▶ _Data shown_:
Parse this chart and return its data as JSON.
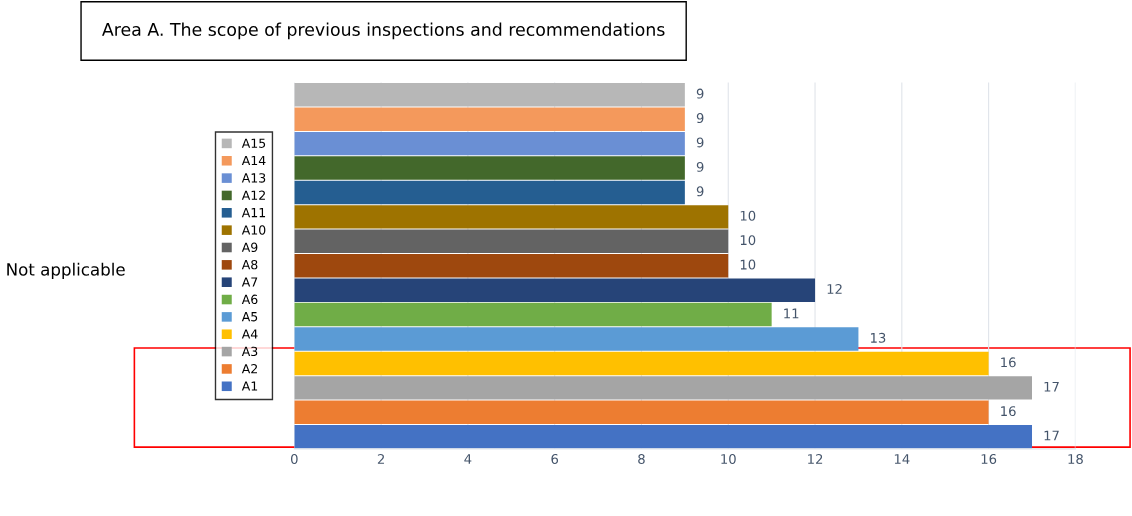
{
  "chart_data": {
    "type": "bar",
    "orientation": "horizontal",
    "title": "Area A. The scope of previous inspections and recommendations",
    "categories": [
      null,
      null,
      null,
      null,
      null,
      null,
      null,
      null,
      null,
      null,
      null,
      null,
      null,
      null,
      null
    ],
    "series": [
      {
        "name": "A15",
        "color": "#b7b7b7",
        "values": [
          9,
          null,
          null,
          null,
          null,
          null,
          null,
          null,
          null,
          null,
          null,
          null,
          null,
          null,
          null
        ]
      },
      {
        "name": "A14",
        "color": "#f4995c",
        "values": [
          null,
          9,
          null,
          null,
          null,
          null,
          null,
          null,
          null,
          null,
          null,
          null,
          null,
          null,
          null
        ]
      },
      {
        "name": "A13",
        "color": "#6a8fd4",
        "values": [
          null,
          null,
          9,
          null,
          null,
          null,
          null,
          null,
          null,
          null,
          null,
          null,
          null,
          null,
          null
        ]
      },
      {
        "name": "A12",
        "color": "#43682b",
        "values": [
          null,
          null,
          null,
          9,
          null,
          null,
          null,
          null,
          null,
          null,
          null,
          null,
          null,
          null,
          null
        ]
      },
      {
        "name": "A11",
        "color": "#255e91",
        "values": [
          null,
          null,
          null,
          null,
          9,
          null,
          null,
          null,
          null,
          null,
          null,
          null,
          null,
          null,
          null
        ]
      },
      {
        "name": "A10",
        "color": "#9e7300",
        "values": [
          null,
          null,
          null,
          null,
          null,
          10,
          null,
          null,
          null,
          null,
          null,
          null,
          null,
          null,
          null
        ]
      },
      {
        "name": "A9",
        "color": "#636363",
        "values": [
          null,
          null,
          null,
          null,
          null,
          null,
          10,
          null,
          null,
          null,
          null,
          null,
          null,
          null,
          null
        ]
      },
      {
        "name": "A8",
        "color": "#9e480e",
        "values": [
          null,
          null,
          null,
          null,
          null,
          null,
          null,
          10,
          null,
          null,
          null,
          null,
          null,
          null,
          null
        ]
      },
      {
        "name": "A7",
        "color": "#264478",
        "values": [
          null,
          null,
          null,
          null,
          null,
          null,
          null,
          null,
          12,
          null,
          null,
          null,
          null,
          null,
          null
        ]
      },
      {
        "name": "A6",
        "color": "#70ad47",
        "values": [
          null,
          null,
          null,
          null,
          null,
          null,
          null,
          null,
          null,
          11,
          null,
          null,
          null,
          null,
          null
        ]
      },
      {
        "name": "A5",
        "color": "#5b9bd5",
        "values": [
          null,
          null,
          null,
          null,
          null,
          null,
          null,
          null,
          null,
          null,
          13,
          null,
          null,
          null,
          null
        ]
      },
      {
        "name": "A4",
        "color": "#ffc000",
        "values": [
          null,
          null,
          null,
          null,
          null,
          null,
          null,
          null,
          null,
          null,
          null,
          16,
          null,
          null,
          null
        ]
      },
      {
        "name": "A3",
        "color": "#a5a5a5",
        "values": [
          null,
          null,
          null,
          null,
          null,
          null,
          null,
          null,
          null,
          null,
          null,
          null,
          17,
          null,
          null
        ]
      },
      {
        "name": "A2",
        "color": "#ed7d31",
        "values": [
          null,
          null,
          null,
          null,
          null,
          null,
          null,
          null,
          null,
          null,
          null,
          null,
          null,
          16,
          null
        ]
      },
      {
        "name": "A1",
        "color": "#4472c4",
        "values": [
          null,
          null,
          null,
          null,
          null,
          null,
          null,
          null,
          null,
          null,
          null,
          null,
          null,
          null,
          17
        ]
      }
    ],
    "xlim": [
      0,
      18
    ],
    "xticks": [
      0,
      2,
      4,
      6,
      8,
      10,
      12,
      14,
      16,
      18
    ],
    "grid": "x",
    "legend": "left",
    "tick_labels": "x",
    "data_labels": true,
    "annotations": [
      "Not applicable"
    ]
  }
}
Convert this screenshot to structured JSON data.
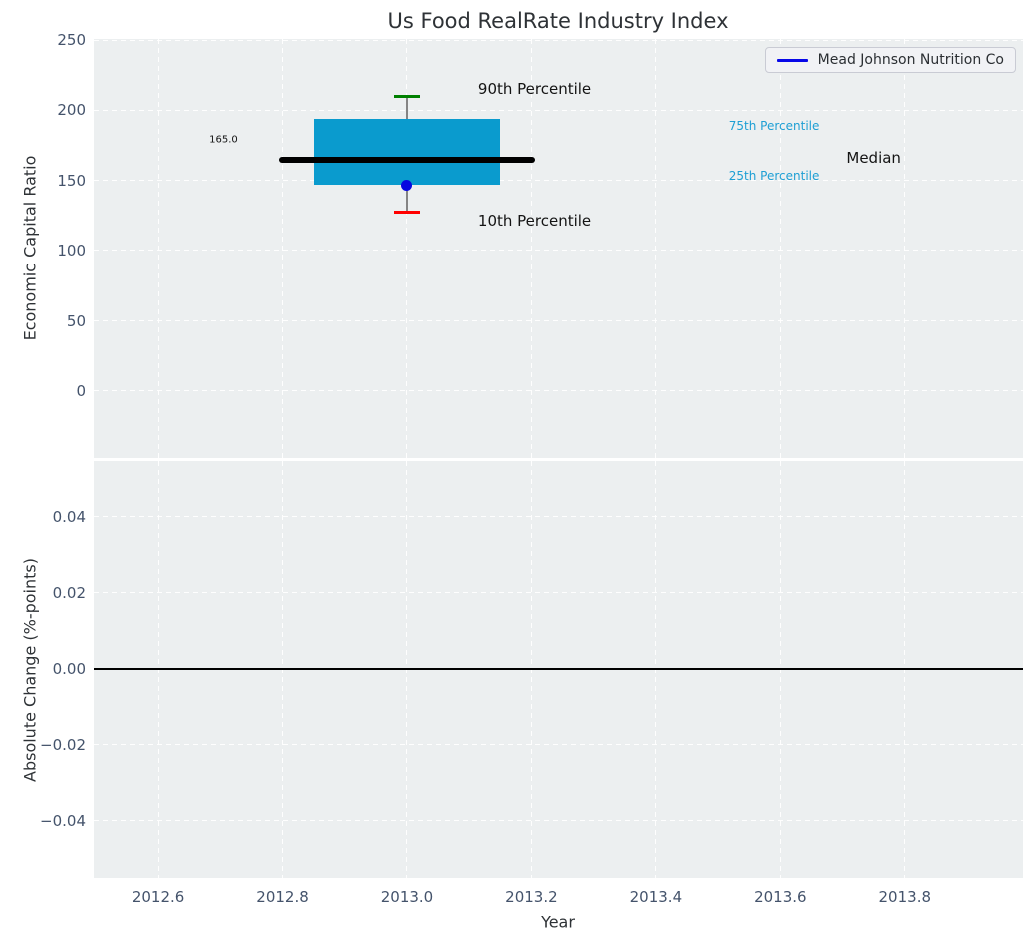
{
  "figure": {
    "title": "Us Food RealRate Industry Index",
    "background_color": "#ffffff",
    "panel_background_color": "#eceff0",
    "grid_color": "#ffffff",
    "tick_label_color": "#44536b",
    "text_color": "#2e3236"
  },
  "legend": {
    "label": "Mead Johnson Nutrition Co",
    "line_color": "#0707e8",
    "position": "upper right"
  },
  "chart_data": [
    {
      "type": "box",
      "panel": "top",
      "title": "Us Food RealRate Industry Index",
      "ylabel": "Economic Capital Ratio",
      "xlim": [
        2012.497,
        2013.99
      ],
      "ylim": [
        -48,
        251
      ],
      "grid": true,
      "ytick_values": [
        0,
        50,
        100,
        150,
        200,
        250
      ],
      "ytick_labels": [
        "0",
        "50",
        "100",
        "150",
        "200",
        "250"
      ],
      "xtick_values": [
        2012.6,
        2012.8,
        2013.0,
        2013.2,
        2013.4,
        2013.6,
        2013.8
      ],
      "box": {
        "x_center": 2013.0,
        "box_x_range": [
          2012.85,
          2013.15
        ],
        "median": 165.0,
        "median_line_x_range": [
          2012.795,
          2013.205
        ],
        "q25": 147,
        "q75": 194,
        "p10": 127.5,
        "p90": 210,
        "cap_width_years": 0.031,
        "box_color": "#0a9bce",
        "median_color": "#000000",
        "whisker_color": "#848484",
        "p90_cap_color": "#008000",
        "p10_cap_color": "#ff0000"
      },
      "company_point": {
        "name": "Mead Johnson Nutrition Co",
        "x": 2013.0,
        "y": 146.5,
        "color": "#0707e0"
      },
      "annotations": [
        {
          "text": "90th Percentile",
          "x": 2013.205,
          "y": 215,
          "color": "#141414",
          "size": 15
        },
        {
          "text": "10th Percentile",
          "x": 2013.205,
          "y": 121,
          "color": "#141414",
          "size": 15
        },
        {
          "text": "75th Percentile",
          "x": 2013.59,
          "y": 189,
          "color": "#1d9fd4",
          "size": 12
        },
        {
          "text": "25th Percentile",
          "x": 2013.59,
          "y": 153,
          "color": "#1d9fd4",
          "size": 12
        },
        {
          "text": "Median",
          "x": 2013.75,
          "y": 166,
          "color": "#141414",
          "size": 15
        },
        {
          "text": "165.0",
          "x": 2012.705,
          "y": 179,
          "color": "#141414",
          "size": 10
        }
      ]
    },
    {
      "type": "line",
      "panel": "bottom",
      "ylabel": "Absolute Change (%-points)",
      "xlabel": "Year",
      "xlim": [
        2012.497,
        2013.99
      ],
      "ylim": [
        -0.055,
        0.0547
      ],
      "grid": true,
      "ytick_values": [
        0.04,
        0.02,
        0.0,
        -0.02,
        -0.04
      ],
      "ytick_labels": [
        "0.04",
        "0.02",
        "0.00",
        "−0.02",
        "−0.04"
      ],
      "xtick_values": [
        2012.6,
        2012.8,
        2013.0,
        2013.2,
        2013.4,
        2013.6,
        2013.8
      ],
      "xtick_labels": [
        "2012.6",
        "2012.8",
        "2013.0",
        "2013.2",
        "2013.4",
        "2013.6",
        "2013.8"
      ],
      "zero_line": {
        "y": 0.0,
        "color": "#000000"
      }
    }
  ]
}
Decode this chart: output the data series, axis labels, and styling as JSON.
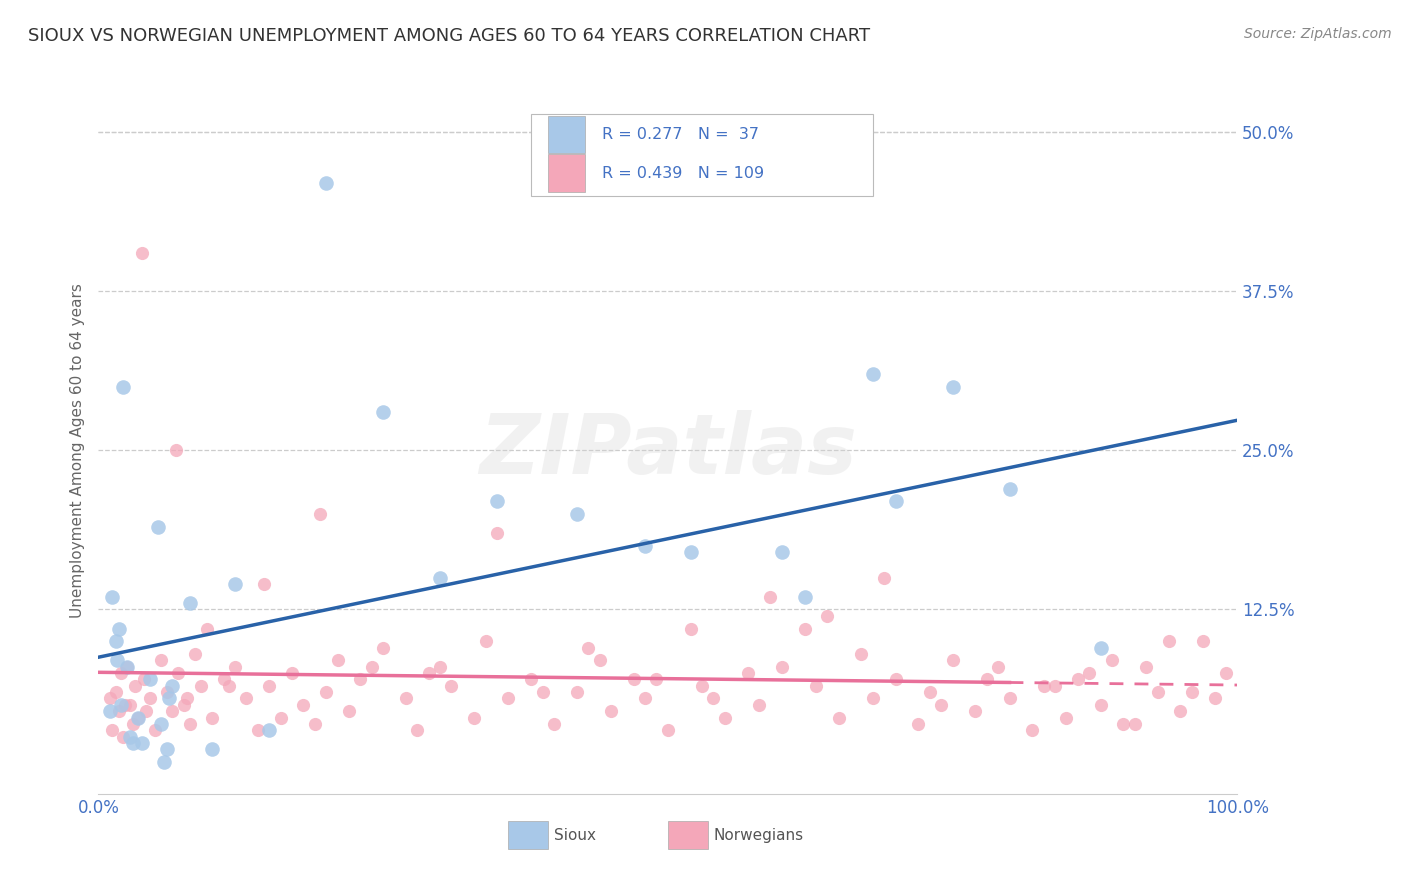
{
  "title": "SIOUX VS NORWEGIAN UNEMPLOYMENT AMONG AGES 60 TO 64 YEARS CORRELATION CHART",
  "source": "Source: ZipAtlas.com",
  "ylabel": "Unemployment Among Ages 60 to 64 years",
  "xlim": [
    0,
    100
  ],
  "ylim": [
    -2,
    52
  ],
  "background_color": "#ffffff",
  "watermark": "ZIPatlas",
  "legend_r_sioux": "0.277",
  "legend_n_sioux": "37",
  "legend_r_norw": "0.439",
  "legend_n_norw": "109",
  "sioux_color": "#A8C8E8",
  "norw_color": "#F4A7B9",
  "sioux_line_color": "#2962A8",
  "norw_line_color": "#E8709A",
  "sioux_points_x": [
    1.5,
    2.0,
    2.5,
    3.0,
    1.0,
    1.8,
    5.5,
    6.0,
    6.5,
    5.8,
    2.2,
    8.0,
    20.0,
    25.0,
    35.0,
    42.0,
    52.0,
    60.0,
    68.0,
    75.0,
    80.0,
    88.0,
    1.2,
    1.6,
    2.8,
    3.5,
    4.5,
    5.2,
    12.0,
    30.0,
    48.0,
    62.0,
    70.0,
    3.8,
    6.2,
    10.0,
    15.0
  ],
  "sioux_points_y": [
    10.0,
    5.0,
    8.0,
    2.0,
    4.5,
    11.0,
    3.5,
    1.5,
    6.5,
    0.5,
    30.0,
    13.0,
    46.0,
    28.0,
    21.0,
    20.0,
    17.0,
    17.0,
    31.0,
    30.0,
    22.0,
    9.5,
    13.5,
    8.5,
    2.5,
    4.0,
    7.0,
    19.0,
    14.5,
    15.0,
    17.5,
    13.5,
    21.0,
    2.0,
    5.5,
    1.5,
    3.0
  ],
  "norw_points_x": [
    1.0,
    1.2,
    1.5,
    1.8,
    2.0,
    2.2,
    2.5,
    2.8,
    3.0,
    3.2,
    3.5,
    4.0,
    4.5,
    5.0,
    5.5,
    6.0,
    6.5,
    7.0,
    7.5,
    8.0,
    8.5,
    9.0,
    10.0,
    11.0,
    12.0,
    13.0,
    14.0,
    15.0,
    16.0,
    17.0,
    18.0,
    19.0,
    20.0,
    21.0,
    22.0,
    23.0,
    25.0,
    27.0,
    28.0,
    30.0,
    31.0,
    33.0,
    35.0,
    36.0,
    38.0,
    40.0,
    42.0,
    44.0,
    45.0,
    47.0,
    48.0,
    50.0,
    52.0,
    53.0,
    55.0,
    57.0,
    58.0,
    60.0,
    62.0,
    63.0,
    65.0,
    67.0,
    68.0,
    70.0,
    72.0,
    73.0,
    75.0,
    77.0,
    78.0,
    80.0,
    82.0,
    84.0,
    85.0,
    87.0,
    88.0,
    90.0,
    92.0,
    93.0,
    95.0,
    97.0,
    98.0,
    3.8,
    6.8,
    9.5,
    14.5,
    19.5,
    24.0,
    29.0,
    34.0,
    39.0,
    43.0,
    49.0,
    54.0,
    59.0,
    64.0,
    69.0,
    74.0,
    79.0,
    83.0,
    86.0,
    89.0,
    91.0,
    94.0,
    96.0,
    99.0,
    2.3,
    4.2,
    7.8,
    11.5
  ],
  "norw_points_y": [
    5.5,
    3.0,
    6.0,
    4.5,
    7.5,
    2.5,
    8.0,
    5.0,
    3.5,
    6.5,
    4.0,
    7.0,
    5.5,
    3.0,
    8.5,
    6.0,
    4.5,
    7.5,
    5.0,
    3.5,
    9.0,
    6.5,
    4.0,
    7.0,
    8.0,
    5.5,
    3.0,
    6.5,
    4.0,
    7.5,
    5.0,
    3.5,
    6.0,
    8.5,
    4.5,
    7.0,
    9.5,
    5.5,
    3.0,
    8.0,
    6.5,
    4.0,
    18.5,
    5.5,
    7.0,
    3.5,
    6.0,
    8.5,
    4.5,
    7.0,
    5.5,
    3.0,
    11.0,
    6.5,
    4.0,
    7.5,
    5.0,
    8.0,
    11.0,
    6.5,
    4.0,
    9.0,
    5.5,
    7.0,
    3.5,
    6.0,
    8.5,
    4.5,
    7.0,
    5.5,
    3.0,
    6.5,
    4.0,
    7.5,
    5.0,
    3.5,
    8.0,
    6.0,
    4.5,
    10.0,
    5.5,
    40.5,
    25.0,
    11.0,
    14.5,
    20.0,
    8.0,
    7.5,
    10.0,
    6.0,
    9.5,
    7.0,
    5.5,
    13.5,
    12.0,
    15.0,
    5.0,
    8.0,
    6.5,
    7.0,
    8.5,
    3.5,
    10.0,
    6.0,
    7.5,
    5.0,
    4.5,
    5.5,
    6.5
  ]
}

▶ _Exercise description_: Search the data above for the string "JSON" and copy each line that has it.

▶ _Answer for the task_:
Parse this chart and return its data as JSON.
Convert this screenshot to structured JSON data.
Decode this chart: output the data series, axis labels, and styling as JSON.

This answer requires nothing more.